**Task details**: Look through the material below for "việc". Copy every line that contains it.

┌──

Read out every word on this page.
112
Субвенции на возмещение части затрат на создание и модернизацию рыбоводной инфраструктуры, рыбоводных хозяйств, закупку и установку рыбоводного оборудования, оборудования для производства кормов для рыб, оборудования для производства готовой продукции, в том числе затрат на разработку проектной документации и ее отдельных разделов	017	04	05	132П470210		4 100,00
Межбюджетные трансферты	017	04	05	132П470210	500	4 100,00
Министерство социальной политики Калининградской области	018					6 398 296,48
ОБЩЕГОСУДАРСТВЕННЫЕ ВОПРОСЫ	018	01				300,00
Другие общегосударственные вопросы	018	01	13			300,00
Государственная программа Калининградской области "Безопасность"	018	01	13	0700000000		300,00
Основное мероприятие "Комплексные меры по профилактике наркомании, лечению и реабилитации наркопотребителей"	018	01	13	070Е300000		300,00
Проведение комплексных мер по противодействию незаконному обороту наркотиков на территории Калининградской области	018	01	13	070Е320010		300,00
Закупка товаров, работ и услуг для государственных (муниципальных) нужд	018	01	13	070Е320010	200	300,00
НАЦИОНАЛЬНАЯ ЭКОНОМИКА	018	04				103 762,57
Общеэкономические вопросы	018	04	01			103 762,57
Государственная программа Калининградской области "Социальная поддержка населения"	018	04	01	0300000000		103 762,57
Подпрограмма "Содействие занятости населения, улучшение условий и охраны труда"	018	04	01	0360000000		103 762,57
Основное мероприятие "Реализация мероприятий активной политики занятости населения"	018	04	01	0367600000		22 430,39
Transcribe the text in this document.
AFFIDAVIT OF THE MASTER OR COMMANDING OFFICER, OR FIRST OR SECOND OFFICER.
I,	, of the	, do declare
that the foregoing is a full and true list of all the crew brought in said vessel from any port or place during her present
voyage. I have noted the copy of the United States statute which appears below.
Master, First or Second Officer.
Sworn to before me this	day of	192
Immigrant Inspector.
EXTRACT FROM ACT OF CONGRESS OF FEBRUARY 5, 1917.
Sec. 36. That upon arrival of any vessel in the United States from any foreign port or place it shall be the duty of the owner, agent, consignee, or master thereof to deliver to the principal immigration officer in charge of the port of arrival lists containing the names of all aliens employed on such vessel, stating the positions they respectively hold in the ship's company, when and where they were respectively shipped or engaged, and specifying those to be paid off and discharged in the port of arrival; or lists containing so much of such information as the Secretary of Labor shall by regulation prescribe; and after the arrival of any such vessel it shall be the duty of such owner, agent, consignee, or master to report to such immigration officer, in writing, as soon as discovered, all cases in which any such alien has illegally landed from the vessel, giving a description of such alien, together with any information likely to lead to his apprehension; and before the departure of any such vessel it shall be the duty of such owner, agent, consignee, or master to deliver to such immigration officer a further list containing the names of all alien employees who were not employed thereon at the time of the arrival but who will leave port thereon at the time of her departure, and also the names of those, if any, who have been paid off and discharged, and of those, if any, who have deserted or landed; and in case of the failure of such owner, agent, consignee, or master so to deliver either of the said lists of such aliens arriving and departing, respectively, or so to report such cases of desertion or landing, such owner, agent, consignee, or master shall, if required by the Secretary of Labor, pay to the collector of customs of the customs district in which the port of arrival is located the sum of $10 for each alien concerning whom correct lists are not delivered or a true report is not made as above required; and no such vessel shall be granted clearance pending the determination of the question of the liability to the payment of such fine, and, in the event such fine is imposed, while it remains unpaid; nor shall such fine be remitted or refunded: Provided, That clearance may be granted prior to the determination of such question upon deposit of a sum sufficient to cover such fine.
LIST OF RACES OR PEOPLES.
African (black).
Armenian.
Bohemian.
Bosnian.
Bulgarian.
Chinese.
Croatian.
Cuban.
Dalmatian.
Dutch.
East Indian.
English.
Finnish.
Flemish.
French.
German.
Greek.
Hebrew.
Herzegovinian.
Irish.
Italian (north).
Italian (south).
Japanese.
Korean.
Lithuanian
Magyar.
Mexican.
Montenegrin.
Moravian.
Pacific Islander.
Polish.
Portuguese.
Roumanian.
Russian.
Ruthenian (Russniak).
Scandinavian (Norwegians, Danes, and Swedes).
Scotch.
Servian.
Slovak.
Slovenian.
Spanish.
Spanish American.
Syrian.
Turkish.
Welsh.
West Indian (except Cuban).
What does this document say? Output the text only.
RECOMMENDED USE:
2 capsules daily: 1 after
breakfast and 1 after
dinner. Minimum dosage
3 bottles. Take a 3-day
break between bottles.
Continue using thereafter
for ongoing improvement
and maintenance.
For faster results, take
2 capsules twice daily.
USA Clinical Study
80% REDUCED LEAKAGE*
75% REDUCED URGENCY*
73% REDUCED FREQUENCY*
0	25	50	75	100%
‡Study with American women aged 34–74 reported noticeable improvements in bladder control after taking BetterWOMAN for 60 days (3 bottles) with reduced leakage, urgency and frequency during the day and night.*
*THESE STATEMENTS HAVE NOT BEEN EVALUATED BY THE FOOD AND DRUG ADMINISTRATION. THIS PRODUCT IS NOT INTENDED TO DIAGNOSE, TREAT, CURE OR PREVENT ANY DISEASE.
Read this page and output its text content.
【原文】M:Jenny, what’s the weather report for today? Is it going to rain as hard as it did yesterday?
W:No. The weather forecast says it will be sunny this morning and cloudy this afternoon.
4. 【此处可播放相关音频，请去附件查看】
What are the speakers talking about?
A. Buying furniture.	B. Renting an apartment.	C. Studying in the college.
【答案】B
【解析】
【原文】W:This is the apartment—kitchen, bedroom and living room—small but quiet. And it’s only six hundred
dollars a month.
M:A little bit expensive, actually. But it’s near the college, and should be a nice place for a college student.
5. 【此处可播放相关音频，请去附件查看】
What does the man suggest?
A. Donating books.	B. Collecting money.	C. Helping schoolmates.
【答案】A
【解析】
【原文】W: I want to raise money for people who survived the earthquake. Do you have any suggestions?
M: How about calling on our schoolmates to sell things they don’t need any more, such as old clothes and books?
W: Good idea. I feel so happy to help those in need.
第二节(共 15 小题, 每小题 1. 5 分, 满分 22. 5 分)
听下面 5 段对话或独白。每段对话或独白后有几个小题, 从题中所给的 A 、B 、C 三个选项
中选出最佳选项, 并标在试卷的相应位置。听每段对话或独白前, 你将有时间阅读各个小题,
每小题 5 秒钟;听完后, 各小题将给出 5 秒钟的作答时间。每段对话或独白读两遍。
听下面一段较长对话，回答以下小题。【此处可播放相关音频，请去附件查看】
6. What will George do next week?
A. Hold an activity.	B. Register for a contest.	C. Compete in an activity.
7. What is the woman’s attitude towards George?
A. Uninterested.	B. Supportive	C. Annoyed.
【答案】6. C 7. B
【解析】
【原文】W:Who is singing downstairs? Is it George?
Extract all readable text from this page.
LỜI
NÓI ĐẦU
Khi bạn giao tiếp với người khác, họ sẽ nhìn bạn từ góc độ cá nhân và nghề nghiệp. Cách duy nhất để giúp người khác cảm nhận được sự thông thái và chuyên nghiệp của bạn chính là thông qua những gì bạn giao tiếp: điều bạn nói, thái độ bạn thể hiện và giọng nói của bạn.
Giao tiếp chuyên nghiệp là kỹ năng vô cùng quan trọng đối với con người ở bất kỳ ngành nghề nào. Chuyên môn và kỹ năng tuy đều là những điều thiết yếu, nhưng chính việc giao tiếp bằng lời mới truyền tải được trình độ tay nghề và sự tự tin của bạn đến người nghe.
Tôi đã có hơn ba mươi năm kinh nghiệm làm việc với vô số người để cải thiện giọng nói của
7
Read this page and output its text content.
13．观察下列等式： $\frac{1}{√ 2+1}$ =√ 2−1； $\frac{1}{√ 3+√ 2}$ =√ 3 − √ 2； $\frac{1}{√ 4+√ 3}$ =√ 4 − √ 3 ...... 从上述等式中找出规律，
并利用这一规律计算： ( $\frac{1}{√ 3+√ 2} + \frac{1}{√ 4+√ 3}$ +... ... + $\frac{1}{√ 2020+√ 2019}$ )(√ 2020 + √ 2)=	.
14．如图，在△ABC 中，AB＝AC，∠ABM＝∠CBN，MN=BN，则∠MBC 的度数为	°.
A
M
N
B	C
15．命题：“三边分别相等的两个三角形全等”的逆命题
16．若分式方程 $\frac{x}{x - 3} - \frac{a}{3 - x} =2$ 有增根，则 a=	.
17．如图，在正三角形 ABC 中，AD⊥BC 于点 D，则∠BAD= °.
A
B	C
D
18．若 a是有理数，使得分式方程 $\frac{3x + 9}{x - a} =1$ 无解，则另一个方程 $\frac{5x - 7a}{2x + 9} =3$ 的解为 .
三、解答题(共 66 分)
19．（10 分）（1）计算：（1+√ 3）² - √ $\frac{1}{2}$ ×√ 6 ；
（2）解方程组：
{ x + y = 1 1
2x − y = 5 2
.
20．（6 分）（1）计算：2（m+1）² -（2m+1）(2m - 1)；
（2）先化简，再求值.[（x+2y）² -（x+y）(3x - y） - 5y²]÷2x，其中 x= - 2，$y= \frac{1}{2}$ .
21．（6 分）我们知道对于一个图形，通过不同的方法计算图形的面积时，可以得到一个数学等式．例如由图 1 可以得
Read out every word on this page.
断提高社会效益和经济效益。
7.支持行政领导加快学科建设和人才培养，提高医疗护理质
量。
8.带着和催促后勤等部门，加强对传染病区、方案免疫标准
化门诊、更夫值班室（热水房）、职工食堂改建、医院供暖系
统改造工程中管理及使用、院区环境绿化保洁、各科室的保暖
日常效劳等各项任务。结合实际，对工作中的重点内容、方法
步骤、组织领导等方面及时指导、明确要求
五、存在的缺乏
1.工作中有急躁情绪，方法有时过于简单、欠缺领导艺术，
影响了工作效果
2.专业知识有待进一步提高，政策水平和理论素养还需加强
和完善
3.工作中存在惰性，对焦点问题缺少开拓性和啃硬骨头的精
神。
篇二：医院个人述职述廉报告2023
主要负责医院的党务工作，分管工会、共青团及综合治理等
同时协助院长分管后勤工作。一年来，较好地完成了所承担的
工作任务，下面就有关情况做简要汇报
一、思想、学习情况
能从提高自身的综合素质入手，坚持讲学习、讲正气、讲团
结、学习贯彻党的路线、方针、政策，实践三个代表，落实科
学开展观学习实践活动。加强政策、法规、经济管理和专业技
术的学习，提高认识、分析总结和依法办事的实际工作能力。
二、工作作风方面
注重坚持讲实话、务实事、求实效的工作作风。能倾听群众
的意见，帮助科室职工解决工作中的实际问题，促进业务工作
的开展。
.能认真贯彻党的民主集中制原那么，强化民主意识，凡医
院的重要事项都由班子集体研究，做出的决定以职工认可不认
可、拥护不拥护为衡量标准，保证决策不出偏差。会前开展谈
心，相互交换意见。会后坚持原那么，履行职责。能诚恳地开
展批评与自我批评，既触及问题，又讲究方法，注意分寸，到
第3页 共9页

└──

**Finished exercise**:
Giao tiếp chuyên nghiệp là kỹ năng vô cùng quan trọng đối với con người ở bất kỳ ngành nghề nào. Chuyên môn và kỹ năng tuy đều là những điều thiết yếu, nhưng chính việc giao tiếp bằng lời mới truyền tải được trình độ tay nghề và sự tự tin của bạn đến người nghe.
Tôi đã có hơn ba mươi năm kinh nghiệm làm việc với vô số người để cải thiện giọng nói của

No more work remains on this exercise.